• [WHAT THE EXERCISE ASKS] Using the material below, copy every line where "DLCO" appears.

════

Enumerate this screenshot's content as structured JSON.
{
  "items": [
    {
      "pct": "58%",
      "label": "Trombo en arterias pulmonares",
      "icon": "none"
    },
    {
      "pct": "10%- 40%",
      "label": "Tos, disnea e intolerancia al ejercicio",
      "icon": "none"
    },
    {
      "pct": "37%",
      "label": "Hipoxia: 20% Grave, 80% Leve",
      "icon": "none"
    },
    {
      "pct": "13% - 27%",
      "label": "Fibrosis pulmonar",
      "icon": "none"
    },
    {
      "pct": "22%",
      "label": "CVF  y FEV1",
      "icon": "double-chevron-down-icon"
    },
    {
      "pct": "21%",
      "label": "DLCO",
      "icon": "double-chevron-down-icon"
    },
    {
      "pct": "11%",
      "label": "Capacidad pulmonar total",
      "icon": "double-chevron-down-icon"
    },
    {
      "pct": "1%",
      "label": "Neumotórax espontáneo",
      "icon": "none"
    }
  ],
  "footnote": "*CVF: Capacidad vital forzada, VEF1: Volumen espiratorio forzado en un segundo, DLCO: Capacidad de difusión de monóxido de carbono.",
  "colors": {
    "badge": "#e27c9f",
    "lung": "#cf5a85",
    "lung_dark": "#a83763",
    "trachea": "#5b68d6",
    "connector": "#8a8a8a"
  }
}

════

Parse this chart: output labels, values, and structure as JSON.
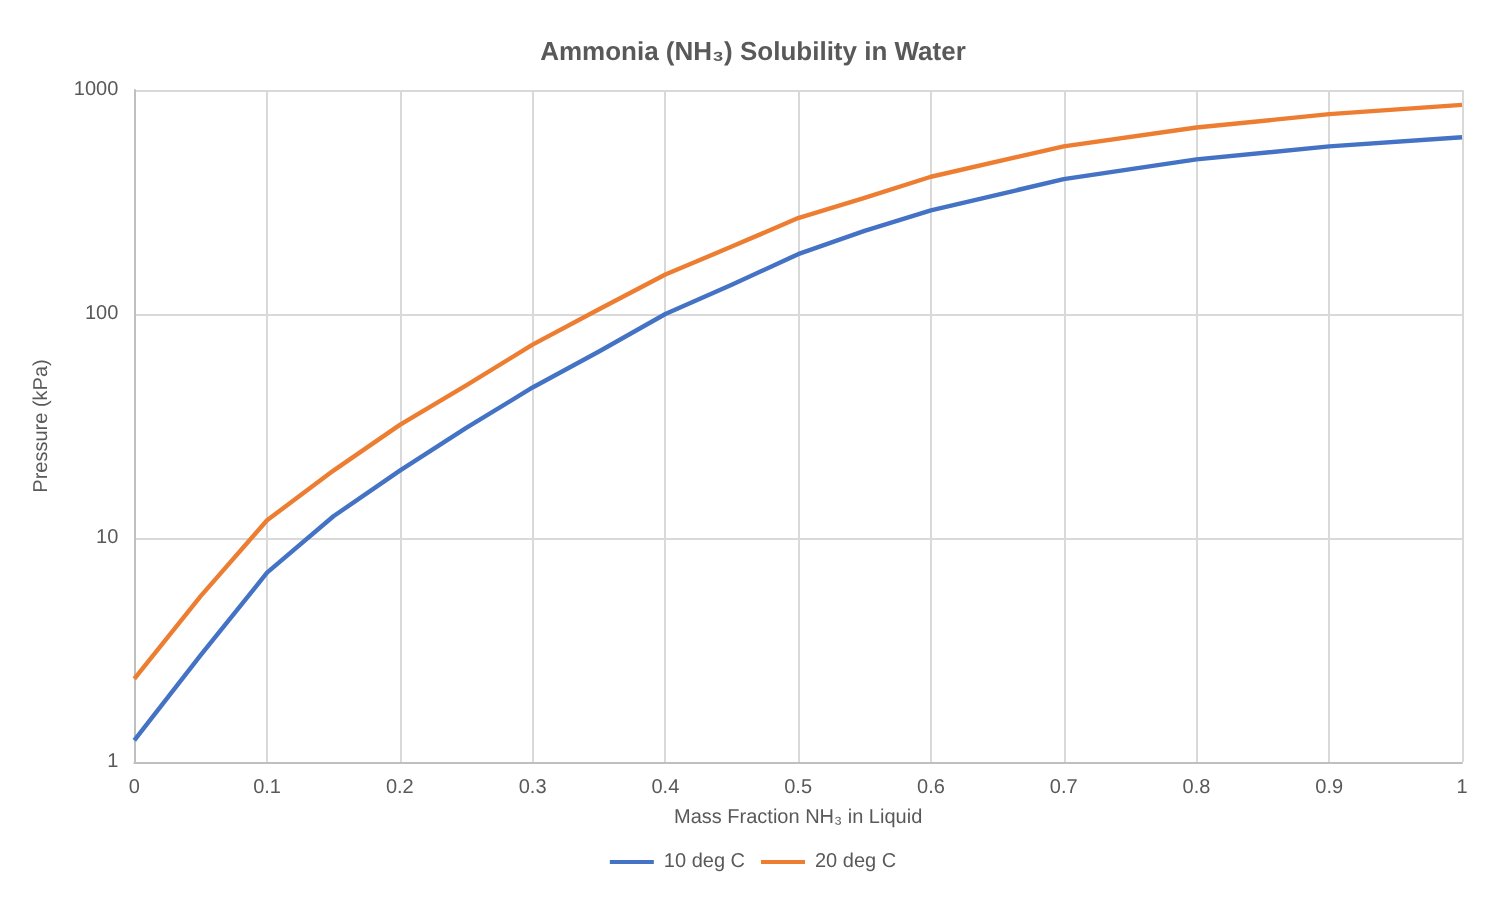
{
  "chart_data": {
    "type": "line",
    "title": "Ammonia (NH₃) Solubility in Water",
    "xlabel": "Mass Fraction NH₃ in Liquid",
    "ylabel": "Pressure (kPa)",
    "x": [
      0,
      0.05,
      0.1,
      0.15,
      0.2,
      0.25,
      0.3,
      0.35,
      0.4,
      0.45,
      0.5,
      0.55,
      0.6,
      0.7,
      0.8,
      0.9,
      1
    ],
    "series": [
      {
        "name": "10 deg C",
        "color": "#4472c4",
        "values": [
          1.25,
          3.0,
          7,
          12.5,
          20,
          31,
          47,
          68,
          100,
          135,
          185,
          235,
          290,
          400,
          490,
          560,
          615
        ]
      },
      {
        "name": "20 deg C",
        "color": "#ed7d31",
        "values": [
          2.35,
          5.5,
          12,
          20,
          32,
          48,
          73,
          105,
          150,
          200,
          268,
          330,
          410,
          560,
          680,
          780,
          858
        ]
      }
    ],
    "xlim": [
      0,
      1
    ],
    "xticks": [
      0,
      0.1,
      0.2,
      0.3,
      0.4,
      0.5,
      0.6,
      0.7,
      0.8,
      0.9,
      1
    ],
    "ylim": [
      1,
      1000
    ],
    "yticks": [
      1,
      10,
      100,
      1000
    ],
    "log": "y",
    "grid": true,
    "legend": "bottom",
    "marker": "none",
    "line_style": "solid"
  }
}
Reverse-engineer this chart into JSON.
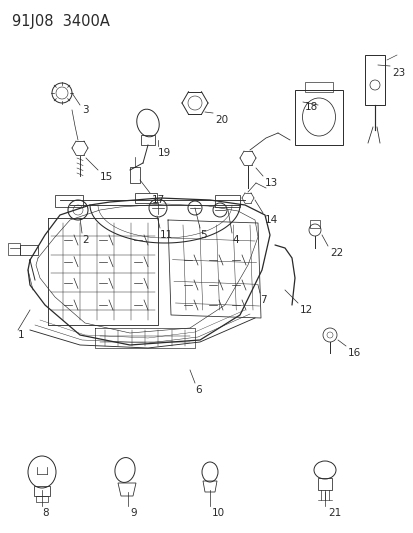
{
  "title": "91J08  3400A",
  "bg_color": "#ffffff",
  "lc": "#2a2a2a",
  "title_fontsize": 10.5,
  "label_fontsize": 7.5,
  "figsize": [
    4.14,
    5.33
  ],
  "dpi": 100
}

════

• [IN RESPONSE]
      "label": "DLCO",
  "footnote": "*CVF: Capacidad vital forzada, VEF1: Volumen espiratorio forzado en un segundo, DLCO: Capacidad de difusión de monóxido de carbono.",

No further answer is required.